Problem details: Return each entry exactly, with none missing.

========================================

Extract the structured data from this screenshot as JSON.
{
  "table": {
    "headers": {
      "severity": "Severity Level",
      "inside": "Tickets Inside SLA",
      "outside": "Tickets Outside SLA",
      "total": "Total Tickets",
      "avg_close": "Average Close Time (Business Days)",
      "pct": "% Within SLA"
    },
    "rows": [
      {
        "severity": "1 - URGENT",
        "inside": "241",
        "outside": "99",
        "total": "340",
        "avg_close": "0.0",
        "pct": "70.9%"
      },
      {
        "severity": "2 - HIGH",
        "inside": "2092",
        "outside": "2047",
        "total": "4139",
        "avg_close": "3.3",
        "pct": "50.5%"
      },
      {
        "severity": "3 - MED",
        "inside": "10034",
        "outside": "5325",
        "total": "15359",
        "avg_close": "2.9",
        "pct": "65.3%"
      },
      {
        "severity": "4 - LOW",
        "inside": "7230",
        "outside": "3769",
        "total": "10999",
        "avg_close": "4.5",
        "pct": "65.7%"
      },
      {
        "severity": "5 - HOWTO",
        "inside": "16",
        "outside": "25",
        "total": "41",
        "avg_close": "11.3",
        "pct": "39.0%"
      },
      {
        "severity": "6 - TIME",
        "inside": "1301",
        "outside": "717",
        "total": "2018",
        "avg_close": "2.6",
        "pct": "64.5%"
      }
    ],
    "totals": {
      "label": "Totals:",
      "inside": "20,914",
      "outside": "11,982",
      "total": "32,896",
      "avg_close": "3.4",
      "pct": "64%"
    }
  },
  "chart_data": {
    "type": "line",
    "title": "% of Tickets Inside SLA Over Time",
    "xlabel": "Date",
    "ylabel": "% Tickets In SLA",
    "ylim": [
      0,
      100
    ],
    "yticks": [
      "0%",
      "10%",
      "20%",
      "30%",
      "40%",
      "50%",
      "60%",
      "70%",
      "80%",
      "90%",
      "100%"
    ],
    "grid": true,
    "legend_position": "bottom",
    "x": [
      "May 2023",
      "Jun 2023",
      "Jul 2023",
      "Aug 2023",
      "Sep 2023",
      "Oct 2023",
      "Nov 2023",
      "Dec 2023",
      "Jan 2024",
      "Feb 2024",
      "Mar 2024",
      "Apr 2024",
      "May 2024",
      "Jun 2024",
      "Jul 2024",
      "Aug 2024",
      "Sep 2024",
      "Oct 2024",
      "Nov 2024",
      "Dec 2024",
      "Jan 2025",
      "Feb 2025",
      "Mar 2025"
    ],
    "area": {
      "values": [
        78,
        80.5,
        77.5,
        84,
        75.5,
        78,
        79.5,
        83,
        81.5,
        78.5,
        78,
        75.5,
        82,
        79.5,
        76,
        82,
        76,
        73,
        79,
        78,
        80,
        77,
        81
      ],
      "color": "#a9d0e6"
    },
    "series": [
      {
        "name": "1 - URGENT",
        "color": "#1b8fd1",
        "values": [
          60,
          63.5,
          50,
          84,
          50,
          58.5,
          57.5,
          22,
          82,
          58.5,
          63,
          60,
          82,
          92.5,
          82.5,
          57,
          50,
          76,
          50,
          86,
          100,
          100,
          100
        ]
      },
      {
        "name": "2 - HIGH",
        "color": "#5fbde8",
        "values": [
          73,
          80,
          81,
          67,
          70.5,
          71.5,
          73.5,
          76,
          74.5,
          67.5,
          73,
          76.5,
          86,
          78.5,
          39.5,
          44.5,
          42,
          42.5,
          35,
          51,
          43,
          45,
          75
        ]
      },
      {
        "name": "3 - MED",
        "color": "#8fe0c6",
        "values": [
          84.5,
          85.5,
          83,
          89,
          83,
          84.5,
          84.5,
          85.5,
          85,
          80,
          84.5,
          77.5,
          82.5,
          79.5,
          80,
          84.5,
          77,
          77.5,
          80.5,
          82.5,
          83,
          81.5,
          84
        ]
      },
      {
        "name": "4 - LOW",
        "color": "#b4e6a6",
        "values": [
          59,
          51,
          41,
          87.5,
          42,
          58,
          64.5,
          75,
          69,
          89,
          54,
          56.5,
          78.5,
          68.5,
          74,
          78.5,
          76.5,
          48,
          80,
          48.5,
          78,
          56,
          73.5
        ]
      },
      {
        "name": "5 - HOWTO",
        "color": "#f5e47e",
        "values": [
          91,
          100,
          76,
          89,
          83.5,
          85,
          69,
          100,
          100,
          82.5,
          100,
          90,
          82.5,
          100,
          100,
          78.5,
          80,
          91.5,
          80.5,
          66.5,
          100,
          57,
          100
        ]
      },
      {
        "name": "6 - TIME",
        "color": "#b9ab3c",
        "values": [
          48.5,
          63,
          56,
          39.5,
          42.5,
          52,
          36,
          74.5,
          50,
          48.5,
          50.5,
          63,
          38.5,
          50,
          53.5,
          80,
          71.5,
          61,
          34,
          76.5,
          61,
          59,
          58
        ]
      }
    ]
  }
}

========================================

Final result:
Extract the structured data from this screenshot as JSON.
{
  "table": {
    "headers": {
      "severity": "Severity Level",
      "inside": "Tickets Inside SLA",
      "outside": "Tickets Outside SLA",
      "total": "Total Tickets",
      "avg_close": "Average Close Time (Business Days)",
      "pct": "% Within SLA"
    },
    "rows": [
      {
        "severity": "1 - URGENT",
        "inside": "241",
        "outside": "99",
        "total": "340",
        "avg_close": "0.0",
        "pct": "70.9%"
      },
      {
        "severity": "2 - HIGH",
        "inside": "2092",
        "outside": "2047",
        "total": "4139",
        "avg_close": "3.3",
        "pct": "50.5%"
      },
      {
        "severity": "3 - MED",
        "inside": "10034",
        "outside": "5325",
        "total": "15359",
        "avg_close": "2.9",
        "pct": "65.3%"
      },
      {
        "severity": "4 - LOW",
        "inside": "7230",
        "outside": "3769",
        "total": "10999",
        "avg_close": "4.5",
        "pct": "65.7%"
      },
      {
        "severity": "5 - HOWTO",
        "inside": "16",
        "outside": "25",
        "total": "41",
        "avg_close": "11.3",
        "pct": "39.0%"
      },
      {
        "severity": "6 - TIME",
        "inside": "1301",
        "outside": "717",
        "total": "2018",
        "avg_close": "2.6",
        "pct": "64.5%"
      }
    ],
    "totals": {
      "label": "Totals:",
      "inside": "20,914",
      "outside": "11,982",
      "total": "32,896",
      "avg_close": "3.4",
      "pct": "64%"
    }
  },
  "chart_data": {
    "type": "line",
    "title": "% of Tickets Inside SLA Over Time",
    "xlabel": "Date",
    "ylabel": "% Tickets In SLA",
    "ylim": [
      0,
      100
    ],
    "yticks": [
      "0%",
      "10%",
      "20%",
      "30%",
      "40%",
      "50%",
      "60%",
      "70%",
      "80%",
      "90%",
      "100%"
    ],
    "grid": true,
    "legend_position": "bottom",
    "x": [
      "May 2023",
      "Jun 2023",
      "Jul 2023",
      "Aug 2023",
      "Sep 2023",
      "Oct 2023",
      "Nov 2023",
      "Dec 2023",
      "Jan 2024",
      "Feb 2024",
      "Mar 2024",
      "Apr 2024",
      "May 2024",
      "Jun 2024",
      "Jul 2024",
      "Aug 2024",
      "Sep 2024",
      "Oct 2024",
      "Nov 2024",
      "Dec 2024",
      "Jan 2025",
      "Feb 2025",
      "Mar 2025"
    ],
    "area": {
      "values": [
        78,
        80.5,
        77.5,
        84,
        75.5,
        78,
        79.5,
        83,
        81.5,
        78.5,
        78,
        75.5,
        82,
        79.5,
        76,
        82,
        76,
        73,
        79,
        78,
        80,
        77,
        81
      ],
      "color": "#a9d0e6"
    },
    "series": [
      {
        "name": "1 - URGENT",
        "color": "#1b8fd1",
        "values": [
          60,
          63.5,
          50,
          84,
          50,
          58.5,
          57.5,
          22,
          82,
          58.5,
          63,
          60,
          82,
          92.5,
          82.5,
          57,
          50,
          76,
          50,
          86,
          100,
          100,
          100
        ]
      },
      {
        "name": "2 - HIGH",
        "color": "#5fbde8",
        "values": [
          73,
          80,
          81,
          67,
          70.5,
          71.5,
          73.5,
          76,
          74.5,
          67.5,
          73,
          76.5,
          86,
          78.5,
          39.5,
          44.5,
          42,
          42.5,
          35,
          51,
          43,
          45,
          75
        ]
      },
      {
        "name": "3 - MED",
        "color": "#8fe0c6",
        "values": [
          84.5,
          85.5,
          83,
          89,
          83,
          84.5,
          84.5,
          85.5,
          85,
          80,
          84.5,
          77.5,
          82.5,
          79.5,
          80,
          84.5,
          77,
          77.5,
          80.5,
          82.5,
          83,
          81.5,
          84
        ]
      },
      {
        "name": "4 - LOW",
        "color": "#b4e6a6",
        "values": [
          59,
          51,
          41,
          87.5,
          42,
          58,
          64.5,
          75,
          69,
          89,
          54,
          56.5,
          78.5,
          68.5,
          74,
          78.5,
          76.5,
          48,
          80,
          48.5,
          78,
          56,
          73.5
        ]
      },
      {
        "name": "5 - HOWTO",
        "color": "#f5e47e",
        "values": [
          91,
          100,
          76,
          89,
          83.5,
          85,
          69,
          100,
          100,
          82.5,
          100,
          90,
          82.5,
          100,
          100,
          78.5,
          80,
          91.5,
          80.5,
          66.5,
          100,
          57,
          100
        ]
      },
      {
        "name": "6 - TIME",
        "color": "#b9ab3c",
        "values": [
          48.5,
          63,
          56,
          39.5,
          42.5,
          52,
          36,
          74.5,
          50,
          48.5,
          50.5,
          63,
          38.5,
          50,
          53.5,
          80,
          71.5,
          61,
          34,
          76.5,
          61,
          59,
          58
        ]
      }
    ]
  }
}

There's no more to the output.